### Source material
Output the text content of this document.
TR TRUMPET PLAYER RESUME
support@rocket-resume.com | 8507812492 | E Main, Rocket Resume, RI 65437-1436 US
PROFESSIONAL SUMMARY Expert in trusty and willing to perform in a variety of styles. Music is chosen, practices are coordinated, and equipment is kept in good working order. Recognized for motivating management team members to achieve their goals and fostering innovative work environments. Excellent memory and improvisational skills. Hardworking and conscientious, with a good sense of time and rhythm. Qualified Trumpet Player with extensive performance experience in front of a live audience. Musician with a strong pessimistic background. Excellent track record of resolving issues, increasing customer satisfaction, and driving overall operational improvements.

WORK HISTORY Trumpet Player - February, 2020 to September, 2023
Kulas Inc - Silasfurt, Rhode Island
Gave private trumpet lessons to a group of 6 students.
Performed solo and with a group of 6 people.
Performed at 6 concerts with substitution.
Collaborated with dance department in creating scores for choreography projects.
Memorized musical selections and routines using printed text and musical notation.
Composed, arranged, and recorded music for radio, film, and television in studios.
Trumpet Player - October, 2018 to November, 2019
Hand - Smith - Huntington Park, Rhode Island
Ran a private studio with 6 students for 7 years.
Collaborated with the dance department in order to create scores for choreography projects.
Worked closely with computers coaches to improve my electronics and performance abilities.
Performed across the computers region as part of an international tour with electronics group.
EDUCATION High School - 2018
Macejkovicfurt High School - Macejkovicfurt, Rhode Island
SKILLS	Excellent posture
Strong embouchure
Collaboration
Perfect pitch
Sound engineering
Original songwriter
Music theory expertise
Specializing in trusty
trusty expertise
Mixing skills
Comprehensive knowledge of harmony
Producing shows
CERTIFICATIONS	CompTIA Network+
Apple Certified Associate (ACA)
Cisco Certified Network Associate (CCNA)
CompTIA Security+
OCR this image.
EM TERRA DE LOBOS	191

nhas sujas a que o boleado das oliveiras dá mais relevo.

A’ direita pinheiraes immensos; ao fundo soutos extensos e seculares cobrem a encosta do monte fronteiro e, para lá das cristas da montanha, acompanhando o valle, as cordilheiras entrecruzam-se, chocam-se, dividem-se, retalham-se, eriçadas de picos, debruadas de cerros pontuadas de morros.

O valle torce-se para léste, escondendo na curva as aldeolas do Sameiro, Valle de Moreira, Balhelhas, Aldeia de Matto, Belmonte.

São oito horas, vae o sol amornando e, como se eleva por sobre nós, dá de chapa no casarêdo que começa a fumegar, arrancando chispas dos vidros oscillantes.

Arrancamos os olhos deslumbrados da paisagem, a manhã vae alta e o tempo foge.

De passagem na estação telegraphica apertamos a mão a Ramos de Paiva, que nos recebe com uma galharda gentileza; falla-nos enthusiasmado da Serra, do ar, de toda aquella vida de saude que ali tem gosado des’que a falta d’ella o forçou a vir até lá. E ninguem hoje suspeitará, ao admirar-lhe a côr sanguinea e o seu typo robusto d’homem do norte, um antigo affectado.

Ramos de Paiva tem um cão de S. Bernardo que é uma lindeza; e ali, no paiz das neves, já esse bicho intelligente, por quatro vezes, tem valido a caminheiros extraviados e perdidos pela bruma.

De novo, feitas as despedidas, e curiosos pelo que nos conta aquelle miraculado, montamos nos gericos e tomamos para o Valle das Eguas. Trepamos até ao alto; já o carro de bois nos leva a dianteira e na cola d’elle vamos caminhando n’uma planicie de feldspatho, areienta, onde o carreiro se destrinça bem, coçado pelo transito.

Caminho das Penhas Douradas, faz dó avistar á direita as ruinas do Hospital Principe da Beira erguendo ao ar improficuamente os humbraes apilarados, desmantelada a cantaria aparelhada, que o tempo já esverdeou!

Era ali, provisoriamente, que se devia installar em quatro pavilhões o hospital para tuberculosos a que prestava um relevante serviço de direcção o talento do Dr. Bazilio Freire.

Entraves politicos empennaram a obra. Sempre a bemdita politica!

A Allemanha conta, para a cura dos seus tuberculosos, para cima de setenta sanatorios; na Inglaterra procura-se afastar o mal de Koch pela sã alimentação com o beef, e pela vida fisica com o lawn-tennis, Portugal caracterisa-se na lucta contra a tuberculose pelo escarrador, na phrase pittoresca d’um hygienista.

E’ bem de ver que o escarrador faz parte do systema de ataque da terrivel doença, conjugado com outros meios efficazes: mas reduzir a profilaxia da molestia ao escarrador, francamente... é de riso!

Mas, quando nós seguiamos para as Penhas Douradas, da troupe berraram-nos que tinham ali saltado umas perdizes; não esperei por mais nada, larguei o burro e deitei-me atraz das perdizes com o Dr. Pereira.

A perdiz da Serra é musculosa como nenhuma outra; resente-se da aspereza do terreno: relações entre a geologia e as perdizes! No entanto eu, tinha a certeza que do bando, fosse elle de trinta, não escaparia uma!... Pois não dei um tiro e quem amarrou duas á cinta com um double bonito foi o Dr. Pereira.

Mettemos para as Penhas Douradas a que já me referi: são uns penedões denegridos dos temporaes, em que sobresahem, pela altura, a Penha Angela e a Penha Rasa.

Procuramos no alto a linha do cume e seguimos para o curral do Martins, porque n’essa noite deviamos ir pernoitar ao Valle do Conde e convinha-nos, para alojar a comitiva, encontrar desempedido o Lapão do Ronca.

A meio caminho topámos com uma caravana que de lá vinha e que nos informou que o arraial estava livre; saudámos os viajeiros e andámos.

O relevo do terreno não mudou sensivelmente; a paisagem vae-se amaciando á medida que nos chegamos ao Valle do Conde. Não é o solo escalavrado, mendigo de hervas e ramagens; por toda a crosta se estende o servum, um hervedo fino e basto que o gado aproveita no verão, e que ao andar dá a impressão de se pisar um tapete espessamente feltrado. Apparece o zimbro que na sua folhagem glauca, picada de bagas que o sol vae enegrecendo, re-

### Task to carry out
Pick out every line above that contains the word "electronics" and copy it.

### Solution for this exercise
Worked closely with computers coaches to improve my electronics and performance abilities.
Performed across the computers region as part of an international tour with electronics group.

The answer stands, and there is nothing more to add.